Below is a set of records. Repeat all of them exactly.

— BEGIN The data —

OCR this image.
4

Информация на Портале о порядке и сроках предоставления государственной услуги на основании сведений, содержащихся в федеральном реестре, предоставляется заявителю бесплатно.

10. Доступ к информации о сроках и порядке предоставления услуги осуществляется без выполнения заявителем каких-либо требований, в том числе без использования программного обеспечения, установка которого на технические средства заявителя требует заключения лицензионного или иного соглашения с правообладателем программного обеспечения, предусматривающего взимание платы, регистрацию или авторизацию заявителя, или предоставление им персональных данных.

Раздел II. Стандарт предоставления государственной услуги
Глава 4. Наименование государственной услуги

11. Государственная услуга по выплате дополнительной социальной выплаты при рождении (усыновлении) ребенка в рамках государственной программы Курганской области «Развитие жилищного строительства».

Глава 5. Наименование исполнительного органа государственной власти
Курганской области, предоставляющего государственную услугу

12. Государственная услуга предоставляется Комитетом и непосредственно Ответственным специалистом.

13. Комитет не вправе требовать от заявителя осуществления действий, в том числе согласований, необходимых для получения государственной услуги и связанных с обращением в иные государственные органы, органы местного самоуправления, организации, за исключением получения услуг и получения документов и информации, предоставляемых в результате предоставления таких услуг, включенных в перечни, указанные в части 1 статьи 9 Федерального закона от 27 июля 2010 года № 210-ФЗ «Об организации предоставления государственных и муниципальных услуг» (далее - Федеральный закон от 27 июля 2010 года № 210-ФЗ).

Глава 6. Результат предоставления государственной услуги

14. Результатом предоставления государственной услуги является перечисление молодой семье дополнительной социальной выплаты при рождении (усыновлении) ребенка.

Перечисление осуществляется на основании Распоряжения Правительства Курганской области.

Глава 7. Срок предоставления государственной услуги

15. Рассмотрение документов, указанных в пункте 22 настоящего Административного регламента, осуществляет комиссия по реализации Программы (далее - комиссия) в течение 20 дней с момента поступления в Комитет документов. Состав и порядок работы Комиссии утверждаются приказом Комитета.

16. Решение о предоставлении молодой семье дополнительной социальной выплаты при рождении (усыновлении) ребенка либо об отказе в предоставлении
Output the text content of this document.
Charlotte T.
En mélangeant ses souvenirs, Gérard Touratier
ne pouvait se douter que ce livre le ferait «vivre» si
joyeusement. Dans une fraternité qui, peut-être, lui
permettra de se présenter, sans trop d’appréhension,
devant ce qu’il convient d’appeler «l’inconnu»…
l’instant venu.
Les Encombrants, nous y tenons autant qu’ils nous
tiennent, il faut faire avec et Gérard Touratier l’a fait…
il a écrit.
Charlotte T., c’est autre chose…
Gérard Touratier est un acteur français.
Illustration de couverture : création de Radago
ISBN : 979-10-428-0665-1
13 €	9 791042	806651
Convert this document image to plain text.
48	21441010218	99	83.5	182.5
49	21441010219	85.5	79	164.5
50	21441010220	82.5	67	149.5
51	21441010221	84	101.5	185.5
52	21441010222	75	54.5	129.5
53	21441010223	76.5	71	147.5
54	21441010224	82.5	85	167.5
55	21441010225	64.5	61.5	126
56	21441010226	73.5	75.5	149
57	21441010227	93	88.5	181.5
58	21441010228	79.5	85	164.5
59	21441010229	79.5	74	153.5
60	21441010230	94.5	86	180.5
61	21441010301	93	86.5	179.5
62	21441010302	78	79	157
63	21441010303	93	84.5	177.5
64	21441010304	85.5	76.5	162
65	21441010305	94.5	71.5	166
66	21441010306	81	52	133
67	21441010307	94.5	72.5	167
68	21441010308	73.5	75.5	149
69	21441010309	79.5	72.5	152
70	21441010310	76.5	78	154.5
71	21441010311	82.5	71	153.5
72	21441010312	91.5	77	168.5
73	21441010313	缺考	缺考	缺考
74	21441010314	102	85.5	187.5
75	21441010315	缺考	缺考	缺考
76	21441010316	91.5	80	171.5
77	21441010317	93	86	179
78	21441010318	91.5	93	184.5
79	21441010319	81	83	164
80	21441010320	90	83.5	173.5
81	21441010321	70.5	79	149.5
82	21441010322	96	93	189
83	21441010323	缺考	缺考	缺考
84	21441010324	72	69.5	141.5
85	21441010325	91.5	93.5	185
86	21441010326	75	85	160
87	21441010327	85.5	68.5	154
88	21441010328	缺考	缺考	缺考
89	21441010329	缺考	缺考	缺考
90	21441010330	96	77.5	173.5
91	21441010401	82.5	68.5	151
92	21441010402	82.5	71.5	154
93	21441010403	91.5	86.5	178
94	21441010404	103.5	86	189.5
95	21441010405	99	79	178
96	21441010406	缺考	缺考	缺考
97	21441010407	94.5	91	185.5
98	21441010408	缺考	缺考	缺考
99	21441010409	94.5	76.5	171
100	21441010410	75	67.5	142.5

— END The data —

• [Solution to the exercise]:
OCR this image.
4

Информация на Портале о порядке и сроках предоставления государственной услуги на основании сведений, содержащихся в федеральном реестре, предоставляется заявителю бесплатно.

10. Доступ к информации о сроках и порядке предоставления услуги осуществляется без выполнения заявителем каких-либо требований, в том числе без использования программного обеспечения, установка которого на технические средства заявителя требует заключения лицензионного или иного соглашения с правообладателем программного обеспечения, предусматривающего взимание платы, регистрацию или авторизацию заявителя, или предоставление им персональных данных.

Раздел II. Стандарт предоставления государственной услуги
Глава 4. Наименование государственной услуги

11. Государственная услуга по выплате дополнительной социальной выплаты при рождении (усыновлении) ребенка в рамках государственной программы Курганской области «Развитие жилищного строительства».

Глава 5. Наименование исполнительного органа государственной власти
Курганской области, предоставляющего государственную услугу

12. Государственная услуга предоставляется Комитетом и непосредственно Ответственным специалистом.

13. Комитет не вправе требовать от заявителя осуществления действий, в том числе согласований, необходимых для получения государственной услуги и связанных с обращением в иные государственные органы, органы местного самоуправления, организации, за исключением получения услуг и получения документов и информации, предоставляемых в результате предоставления таких услуг, включенных в перечни, указанные в части 1 статьи 9 Федерального закона от 27 июля 2010 года № 210-ФЗ «Об организации предоставления государственных и муниципальных услуг» (далее - Федеральный закон от 27 июля 2010 года № 210-ФЗ).

Глава 6. Результат предоставления государственной услуги

14. Результатом предоставления государственной услуги является перечисление молодой семье дополнительной социальной выплаты при рождении (усыновлении) ребенка.

Перечисление осуществляется на основании Распоряжения Правительства Курганской области.

Глава 7. Срок предоставления государственной услуги

15. Рассмотрение документов, указанных в пункте 22 настоящего Административного регламента, осуществляет комиссия по реализации Программы (далее - комиссия) в течение 20 дней с момента поступления в Комитет документов. Состав и порядок работы Комиссии утверждаются приказом Комитета.

16. Решение о предоставлении молодой семье дополнительной социальной выплаты при рождении (усыновлении) ребенка либо об отказе в предоставлении
Output the text content of this document.
Charlotte T.
En mélangeant ses souvenirs, Gérard Touratier
ne pouvait se douter que ce livre le ferait «vivre» si
joyeusement. Dans une fraternité qui, peut-être, lui
permettra de se présenter, sans trop d’appréhension,
devant ce qu’il convient d’appeler «l’inconnu»…
l’instant venu.
Les Encombrants, nous y tenons autant qu’ils nous
tiennent, il faut faire avec et Gérard Touratier l’a fait…
il a écrit.
Charlotte T., c’est autre chose…
Gérard Touratier est un acteur français.
Illustration de couverture : création de Radago
ISBN : 979-10-428-0665-1
13 €	9 791042	806651
Convert this document image to plain text.
48	21441010218	99	83.5	182.5
49	21441010219	85.5	79	164.5
50	21441010220	82.5	67	149.5
51	21441010221	84	101.5	185.5
52	21441010222	75	54.5	129.5
53	21441010223	76.5	71	147.5
54	21441010224	82.5	85	167.5
55	21441010225	64.5	61.5	126
56	21441010226	73.5	75.5	149
57	21441010227	93	88.5	181.5
58	21441010228	79.5	85	164.5
59	21441010229	79.5	74	153.5
60	21441010230	94.5	86	180.5
61	21441010301	93	86.5	179.5
62	21441010302	78	79	157
63	21441010303	93	84.5	177.5
64	21441010304	85.5	76.5	162
65	21441010305	94.5	71.5	166
66	21441010306	81	52	133
67	21441010307	94.5	72.5	167
68	21441010308	73.5	75.5	149
69	21441010309	79.5	72.5	152
70	21441010310	76.5	78	154.5
71	21441010311	82.5	71	153.5
72	21441010312	91.5	77	168.5
73	21441010313	缺考	缺考	缺考
74	21441010314	102	85.5	187.5
75	21441010315	缺考	缺考	缺考
76	21441010316	91.5	80	171.5
77	21441010317	93	86	179
78	21441010318	91.5	93	184.5
79	21441010319	81	83	164
80	21441010320	90	83.5	173.5
81	21441010321	70.5	79	149.5
82	21441010322	96	93	189
83	21441010323	缺考	缺考	缺考
84	21441010324	72	69.5	141.5
85	21441010325	91.5	93.5	185
86	21441010326	75	85	160
87	21441010327	85.5	68.5	154
88	21441010328	缺考	缺考	缺考
89	21441010329	缺考	缺考	缺考
90	21441010330	96	77.5	173.5
91	21441010401	82.5	68.5	151
92	21441010402	82.5	71.5	154
93	21441010403	91.5	86.5	178
94	21441010404	103.5	86	189.5
95	21441010405	99	79	178
96	21441010406	缺考	缺考	缺考
97	21441010407	94.5	91	185.5
98	21441010408	缺考	缺考	缺考
99	21441010409	94.5	76.5	171
100	21441010410	75	67.5	142.5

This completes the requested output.